» Exercise directions
Reproduce each line of the listing exactly.

* BEGIN Dataset *

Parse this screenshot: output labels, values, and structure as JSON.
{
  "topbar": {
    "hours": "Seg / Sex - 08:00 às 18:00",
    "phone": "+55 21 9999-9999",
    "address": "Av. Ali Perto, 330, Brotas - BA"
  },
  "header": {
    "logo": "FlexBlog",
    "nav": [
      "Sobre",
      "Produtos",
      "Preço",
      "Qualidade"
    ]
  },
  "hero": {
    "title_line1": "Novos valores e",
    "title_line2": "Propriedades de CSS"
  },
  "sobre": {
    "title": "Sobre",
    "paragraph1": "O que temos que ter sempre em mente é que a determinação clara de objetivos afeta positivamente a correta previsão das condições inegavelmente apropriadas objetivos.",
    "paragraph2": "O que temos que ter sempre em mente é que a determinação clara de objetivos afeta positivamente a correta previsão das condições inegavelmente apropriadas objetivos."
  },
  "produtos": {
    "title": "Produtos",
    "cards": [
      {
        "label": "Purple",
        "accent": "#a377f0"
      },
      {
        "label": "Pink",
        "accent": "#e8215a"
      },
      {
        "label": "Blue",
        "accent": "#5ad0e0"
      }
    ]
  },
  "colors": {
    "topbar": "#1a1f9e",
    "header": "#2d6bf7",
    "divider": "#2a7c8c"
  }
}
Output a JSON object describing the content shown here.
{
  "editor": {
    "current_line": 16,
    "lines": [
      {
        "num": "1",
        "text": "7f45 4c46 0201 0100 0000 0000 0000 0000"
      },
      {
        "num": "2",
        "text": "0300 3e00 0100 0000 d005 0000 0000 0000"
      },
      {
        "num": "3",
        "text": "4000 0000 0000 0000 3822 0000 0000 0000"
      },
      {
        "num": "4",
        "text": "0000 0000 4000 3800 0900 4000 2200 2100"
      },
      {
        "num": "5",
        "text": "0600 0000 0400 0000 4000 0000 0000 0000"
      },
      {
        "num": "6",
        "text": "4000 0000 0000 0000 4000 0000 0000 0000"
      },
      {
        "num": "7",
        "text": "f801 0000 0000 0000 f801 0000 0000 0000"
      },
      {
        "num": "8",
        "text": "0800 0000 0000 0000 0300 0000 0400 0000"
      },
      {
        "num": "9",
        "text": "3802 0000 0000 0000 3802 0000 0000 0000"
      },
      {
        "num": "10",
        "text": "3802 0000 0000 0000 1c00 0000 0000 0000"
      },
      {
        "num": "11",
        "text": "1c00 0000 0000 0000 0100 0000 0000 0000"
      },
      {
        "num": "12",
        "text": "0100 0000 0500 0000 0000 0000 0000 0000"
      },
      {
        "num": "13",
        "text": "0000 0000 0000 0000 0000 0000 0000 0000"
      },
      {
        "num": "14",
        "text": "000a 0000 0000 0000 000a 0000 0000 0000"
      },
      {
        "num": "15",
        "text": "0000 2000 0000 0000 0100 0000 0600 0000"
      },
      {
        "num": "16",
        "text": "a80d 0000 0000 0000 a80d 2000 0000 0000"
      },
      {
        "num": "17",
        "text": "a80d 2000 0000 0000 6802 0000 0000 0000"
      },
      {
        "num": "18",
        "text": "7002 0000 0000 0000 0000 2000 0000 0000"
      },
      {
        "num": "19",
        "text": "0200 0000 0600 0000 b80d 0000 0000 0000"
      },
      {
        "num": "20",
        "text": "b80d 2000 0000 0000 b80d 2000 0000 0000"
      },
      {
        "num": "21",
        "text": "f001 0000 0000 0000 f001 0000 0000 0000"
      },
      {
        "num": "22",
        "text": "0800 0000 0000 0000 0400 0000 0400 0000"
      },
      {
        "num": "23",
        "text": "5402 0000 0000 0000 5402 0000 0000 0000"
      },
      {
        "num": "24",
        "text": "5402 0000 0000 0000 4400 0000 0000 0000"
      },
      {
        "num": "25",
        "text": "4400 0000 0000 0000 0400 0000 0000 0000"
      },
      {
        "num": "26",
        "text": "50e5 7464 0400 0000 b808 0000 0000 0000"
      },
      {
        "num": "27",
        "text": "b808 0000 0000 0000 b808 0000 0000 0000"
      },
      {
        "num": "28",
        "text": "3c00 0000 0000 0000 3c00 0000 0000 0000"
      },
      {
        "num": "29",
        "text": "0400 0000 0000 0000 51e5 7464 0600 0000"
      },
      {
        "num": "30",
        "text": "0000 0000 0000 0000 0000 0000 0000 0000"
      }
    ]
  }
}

* END Dataset *

» Answer to the exercise
Parse this screenshot: output labels, values, and structure as JSON.
{
  "topbar": {
    "hours": "Seg / Sex - 08:00 às 18:00",
    "phone": "+55 21 9999-9999",
    "address": "Av. Ali Perto, 330, Brotas - BA"
  },
  "header": {
    "logo": "FlexBlog",
    "nav": [
      "Sobre",
      "Produtos",
      "Preço",
      "Qualidade"
    ]
  },
  "hero": {
    "title_line1": "Novos valores e",
    "title_line2": "Propriedades de CSS"
  },
  "sobre": {
    "title": "Sobre",
    "paragraph1": "O que temos que ter sempre em mente é que a determinação clara de objetivos afeta positivamente a correta previsão das condições inegavelmente apropriadas objetivos.",
    "paragraph2": "O que temos que ter sempre em mente é que a determinação clara de objetivos afeta positivamente a correta previsão das condições inegavelmente apropriadas objetivos."
  },
  "produtos": {
    "title": "Produtos",
    "cards": [
      {
        "label": "Purple",
        "accent": "#a377f0"
      },
      {
        "label": "Pink",
        "accent": "#e8215a"
      },
      {
        "label": "Blue",
        "accent": "#5ad0e0"
      }
    ]
  },
  "colors": {
    "topbar": "#1a1f9e",
    "header": "#2d6bf7",
    "divider": "#2a7c8c"
  }
}
Output a JSON object describing the content shown here.
{
  "editor": {
    "current_line": 16,
    "lines": [
      {
        "num": "1",
        "text": "7f45 4c46 0201 0100 0000 0000 0000 0000"
      },
      {
        "num": "2",
        "text": "0300 3e00 0100 0000 d005 0000 0000 0000"
      },
      {
        "num": "3",
        "text": "4000 0000 0000 0000 3822 0000 0000 0000"
      },
      {
        "num": "4",
        "text": "0000 0000 4000 3800 0900 4000 2200 2100"
      },
      {
        "num": "5",
        "text": "0600 0000 0400 0000 4000 0000 0000 0000"
      },
      {
        "num": "6",
        "text": "4000 0000 0000 0000 4000 0000 0000 0000"
      },
      {
        "num": "7",
        "text": "f801 0000 0000 0000 f801 0000 0000 0000"
      },
      {
        "num": "8",
        "text": "0800 0000 0000 0000 0300 0000 0400 0000"
      },
      {
        "num": "9",
        "text": "3802 0000 0000 0000 3802 0000 0000 0000"
      },
      {
        "num": "10",
        "text": "3802 0000 0000 0000 1c00 0000 0000 0000"
      },
      {
        "num": "11",
        "text": "1c00 0000 0000 0000 0100 0000 0000 0000"
      },
      {
        "num": "12",
        "text": "0100 0000 0500 0000 0000 0000 0000 0000"
      },
      {
        "num": "13",
        "text": "0000 0000 0000 0000 0000 0000 0000 0000"
      },
      {
        "num": "14",
        "text": "000a 0000 0000 0000 000a 0000 0000 0000"
      },
      {
        "num": "15",
        "text": "0000 2000 0000 0000 0100 0000 0600 0000"
      },
      {
        "num": "16",
        "text": "a80d 0000 0000 0000 a80d 2000 0000 0000"
      },
      {
        "num": "17",
        "text": "a80d 2000 0000 0000 6802 0000 0000 0000"
      },
      {
        "num": "18",
        "text": "7002 0000 0000 0000 0000 2000 0000 0000"
      },
      {
        "num": "19",
        "text": "0200 0000 0600 0000 b80d 0000 0000 0000"
      },
      {
        "num": "20",
        "text": "b80d 2000 0000 0000 b80d 2000 0000 0000"
      },
      {
        "num": "21",
        "text": "f001 0000 0000 0000 f001 0000 0000 0000"
      },
      {
        "num": "22",
        "text": "0800 0000 0000 0000 0400 0000 0400 0000"
      },
      {
        "num": "23",
        "text": "5402 0000 0000 0000 5402 0000 0000 0000"
      },
      {
        "num": "24",
        "text": "5402 0000 0000 0000 4400 0000 0000 0000"
      },
      {
        "num": "25",
        "text": "4400 0000 0000 0000 0400 0000 0000 0000"
      },
      {
        "num": "26",
        "text": "50e5 7464 0400 0000 b808 0000 0000 0000"
      },
      {
        "num": "27",
        "text": "b808 0000 0000 0000 b808 0000 0000 0000"
      },
      {
        "num": "28",
        "text": "3c00 0000 0000 0000 3c00 0000 0000 0000"
      },
      {
        "num": "29",
        "text": "0400 0000 0000 0000 51e5 7464 0600 0000"
      },
      {
        "num": "30",
        "text": "0000 0000 0000 0000 0000 0000 0000 0000"
      }
    ]
  }
}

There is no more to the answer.